= Raw records =
··········
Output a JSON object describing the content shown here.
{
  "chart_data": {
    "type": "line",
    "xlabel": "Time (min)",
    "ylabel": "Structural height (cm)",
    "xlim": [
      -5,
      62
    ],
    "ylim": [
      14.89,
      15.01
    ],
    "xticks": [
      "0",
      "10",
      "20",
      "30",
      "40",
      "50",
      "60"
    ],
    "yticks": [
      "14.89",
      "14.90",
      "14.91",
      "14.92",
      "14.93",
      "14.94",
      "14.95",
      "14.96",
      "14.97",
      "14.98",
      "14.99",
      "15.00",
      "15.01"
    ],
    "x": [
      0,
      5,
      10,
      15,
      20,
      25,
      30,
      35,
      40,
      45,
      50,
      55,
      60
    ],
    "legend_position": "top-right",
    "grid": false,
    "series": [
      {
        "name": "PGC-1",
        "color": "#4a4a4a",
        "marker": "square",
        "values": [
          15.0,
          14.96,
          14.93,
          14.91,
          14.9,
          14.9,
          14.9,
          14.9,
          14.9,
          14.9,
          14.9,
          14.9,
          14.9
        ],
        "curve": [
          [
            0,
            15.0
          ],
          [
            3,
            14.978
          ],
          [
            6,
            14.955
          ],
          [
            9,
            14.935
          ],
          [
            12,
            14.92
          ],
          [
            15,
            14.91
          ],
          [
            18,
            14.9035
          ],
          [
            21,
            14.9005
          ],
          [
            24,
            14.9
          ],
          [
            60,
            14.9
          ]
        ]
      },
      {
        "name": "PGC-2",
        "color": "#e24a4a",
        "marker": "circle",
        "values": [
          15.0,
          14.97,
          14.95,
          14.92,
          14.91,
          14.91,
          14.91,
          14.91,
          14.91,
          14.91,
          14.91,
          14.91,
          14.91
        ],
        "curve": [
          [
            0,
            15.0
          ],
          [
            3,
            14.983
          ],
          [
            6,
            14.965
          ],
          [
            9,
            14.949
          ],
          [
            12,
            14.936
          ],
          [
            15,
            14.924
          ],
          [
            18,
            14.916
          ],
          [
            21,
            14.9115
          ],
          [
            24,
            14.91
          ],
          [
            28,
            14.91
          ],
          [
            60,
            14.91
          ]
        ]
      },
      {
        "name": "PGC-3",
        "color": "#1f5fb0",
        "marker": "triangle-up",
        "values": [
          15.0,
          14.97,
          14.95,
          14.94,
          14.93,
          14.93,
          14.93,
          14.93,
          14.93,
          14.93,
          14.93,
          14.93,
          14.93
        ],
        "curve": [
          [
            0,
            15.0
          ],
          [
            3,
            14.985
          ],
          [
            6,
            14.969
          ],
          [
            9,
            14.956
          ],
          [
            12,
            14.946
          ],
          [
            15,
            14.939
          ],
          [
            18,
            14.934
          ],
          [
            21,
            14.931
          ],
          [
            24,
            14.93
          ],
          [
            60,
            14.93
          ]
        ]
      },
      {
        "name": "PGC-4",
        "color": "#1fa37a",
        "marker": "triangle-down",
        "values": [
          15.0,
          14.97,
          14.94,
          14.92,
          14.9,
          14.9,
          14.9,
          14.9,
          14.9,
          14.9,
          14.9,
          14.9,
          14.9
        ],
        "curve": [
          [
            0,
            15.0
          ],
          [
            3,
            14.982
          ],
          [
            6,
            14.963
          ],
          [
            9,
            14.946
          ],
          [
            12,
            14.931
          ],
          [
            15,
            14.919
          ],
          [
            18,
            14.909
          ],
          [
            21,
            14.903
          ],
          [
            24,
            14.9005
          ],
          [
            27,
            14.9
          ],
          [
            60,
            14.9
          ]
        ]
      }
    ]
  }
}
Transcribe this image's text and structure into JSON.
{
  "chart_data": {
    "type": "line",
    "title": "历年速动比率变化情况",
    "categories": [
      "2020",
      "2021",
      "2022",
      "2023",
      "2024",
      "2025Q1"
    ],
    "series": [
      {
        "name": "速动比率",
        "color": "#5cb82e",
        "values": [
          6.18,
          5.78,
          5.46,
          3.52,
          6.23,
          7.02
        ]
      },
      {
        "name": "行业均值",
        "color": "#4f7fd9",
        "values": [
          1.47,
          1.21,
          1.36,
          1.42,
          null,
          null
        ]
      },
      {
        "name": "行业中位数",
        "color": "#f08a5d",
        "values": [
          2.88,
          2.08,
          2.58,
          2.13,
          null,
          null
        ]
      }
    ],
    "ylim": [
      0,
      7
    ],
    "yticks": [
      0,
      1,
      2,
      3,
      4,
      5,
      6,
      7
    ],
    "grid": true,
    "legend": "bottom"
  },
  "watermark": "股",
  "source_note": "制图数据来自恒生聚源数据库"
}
··········
= Given task =
All of the records must be retyped exactly as they are.

= Response to this task =
Output a JSON object describing the content shown here.
{
  "chart_data": {
    "type": "line",
    "xlabel": "Time (min)",
    "ylabel": "Structural height (cm)",
    "xlim": [
      -5,
      62
    ],
    "ylim": [
      14.89,
      15.01
    ],
    "xticks": [
      "0",
      "10",
      "20",
      "30",
      "40",
      "50",
      "60"
    ],
    "yticks": [
      "14.89",
      "14.90",
      "14.91",
      "14.92",
      "14.93",
      "14.94",
      "14.95",
      "14.96",
      "14.97",
      "14.98",
      "14.99",
      "15.00",
      "15.01"
    ],
    "x": [
      0,
      5,
      10,
      15,
      20,
      25,
      30,
      35,
      40,
      45,
      50,
      55,
      60
    ],
    "legend_position": "top-right",
    "grid": false,
    "series": [
      {
        "name": "PGC-1",
        "color": "#4a4a4a",
        "marker": "square",
        "values": [
          15.0,
          14.96,
          14.93,
          14.91,
          14.9,
          14.9,
          14.9,
          14.9,
          14.9,
          14.9,
          14.9,
          14.9,
          14.9
        ],
        "curve": [
          [
            0,
            15.0
          ],
          [
            3,
            14.978
          ],
          [
            6,
            14.955
          ],
          [
            9,
            14.935
          ],
          [
            12,
            14.92
          ],
          [
            15,
            14.91
          ],
          [
            18,
            14.9035
          ],
          [
            21,
            14.9005
          ],
          [
            24,
            14.9
          ],
          [
            60,
            14.9
          ]
        ]
      },
      {
        "name": "PGC-2",
        "color": "#e24a4a",
        "marker": "circle",
        "values": [
          15.0,
          14.97,
          14.95,
          14.92,
          14.91,
          14.91,
          14.91,
          14.91,
          14.91,
          14.91,
          14.91,
          14.91,
          14.91
        ],
        "curve": [
          [
            0,
            15.0
          ],
          [
            3,
            14.983
          ],
          [
            6,
            14.965
          ],
          [
            9,
            14.949
          ],
          [
            12,
            14.936
          ],
          [
            15,
            14.924
          ],
          [
            18,
            14.916
          ],
          [
            21,
            14.9115
          ],
          [
            24,
            14.91
          ],
          [
            28,
            14.91
          ],
          [
            60,
            14.91
          ]
        ]
      },
      {
        "name": "PGC-3",
        "color": "#1f5fb0",
        "marker": "triangle-up",
        "values": [
          15.0,
          14.97,
          14.95,
          14.94,
          14.93,
          14.93,
          14.93,
          14.93,
          14.93,
          14.93,
          14.93,
          14.93,
          14.93
        ],
        "curve": [
          [
            0,
            15.0
          ],
          [
            3,
            14.985
          ],
          [
            6,
            14.969
          ],
          [
            9,
            14.956
          ],
          [
            12,
            14.946
          ],
          [
            15,
            14.939
          ],
          [
            18,
            14.934
          ],
          [
            21,
            14.931
          ],
          [
            24,
            14.93
          ],
          [
            60,
            14.93
          ]
        ]
      },
      {
        "name": "PGC-4",
        "color": "#1fa37a",
        "marker": "triangle-down",
        "values": [
          15.0,
          14.97,
          14.94,
          14.92,
          14.9,
          14.9,
          14.9,
          14.9,
          14.9,
          14.9,
          14.9,
          14.9,
          14.9
        ],
        "curve": [
          [
            0,
            15.0
          ],
          [
            3,
            14.982
          ],
          [
            6,
            14.963
          ],
          [
            9,
            14.946
          ],
          [
            12,
            14.931
          ],
          [
            15,
            14.919
          ],
          [
            18,
            14.909
          ],
          [
            21,
            14.903
          ],
          [
            24,
            14.9005
          ],
          [
            27,
            14.9
          ],
          [
            60,
            14.9
          ]
        ]
      }
    ]
  }
}
Transcribe this image's text and structure into JSON.
{
  "chart_data": {
    "type": "line",
    "title": "历年速动比率变化情况",
    "categories": [
      "2020",
      "2021",
      "2022",
      "2023",
      "2024",
      "2025Q1"
    ],
    "series": [
      {
        "name": "速动比率",
        "color": "#5cb82e",
        "values": [
          6.18,
          5.78,
          5.46,
          3.52,
          6.23,
          7.02
        ]
      },
      {
        "name": "行业均值",
        "color": "#4f7fd9",
        "values": [
          1.47,
          1.21,
          1.36,
          1.42,
          null,
          null
        ]
      },
      {
        "name": "行业中位数",
        "color": "#f08a5d",
        "values": [
          2.88,
          2.08,
          2.58,
          2.13,
          null,
          null
        ]
      }
    ],
    "ylim": [
      0,
      7
    ],
    "yticks": [
      0,
      1,
      2,
      3,
      4,
      5,
      6,
      7
    ],
    "grid": true,
    "legend": "bottom"
  },
  "watermark": "股",
  "source_note": "制图数据来自恒生聚源数据库"
}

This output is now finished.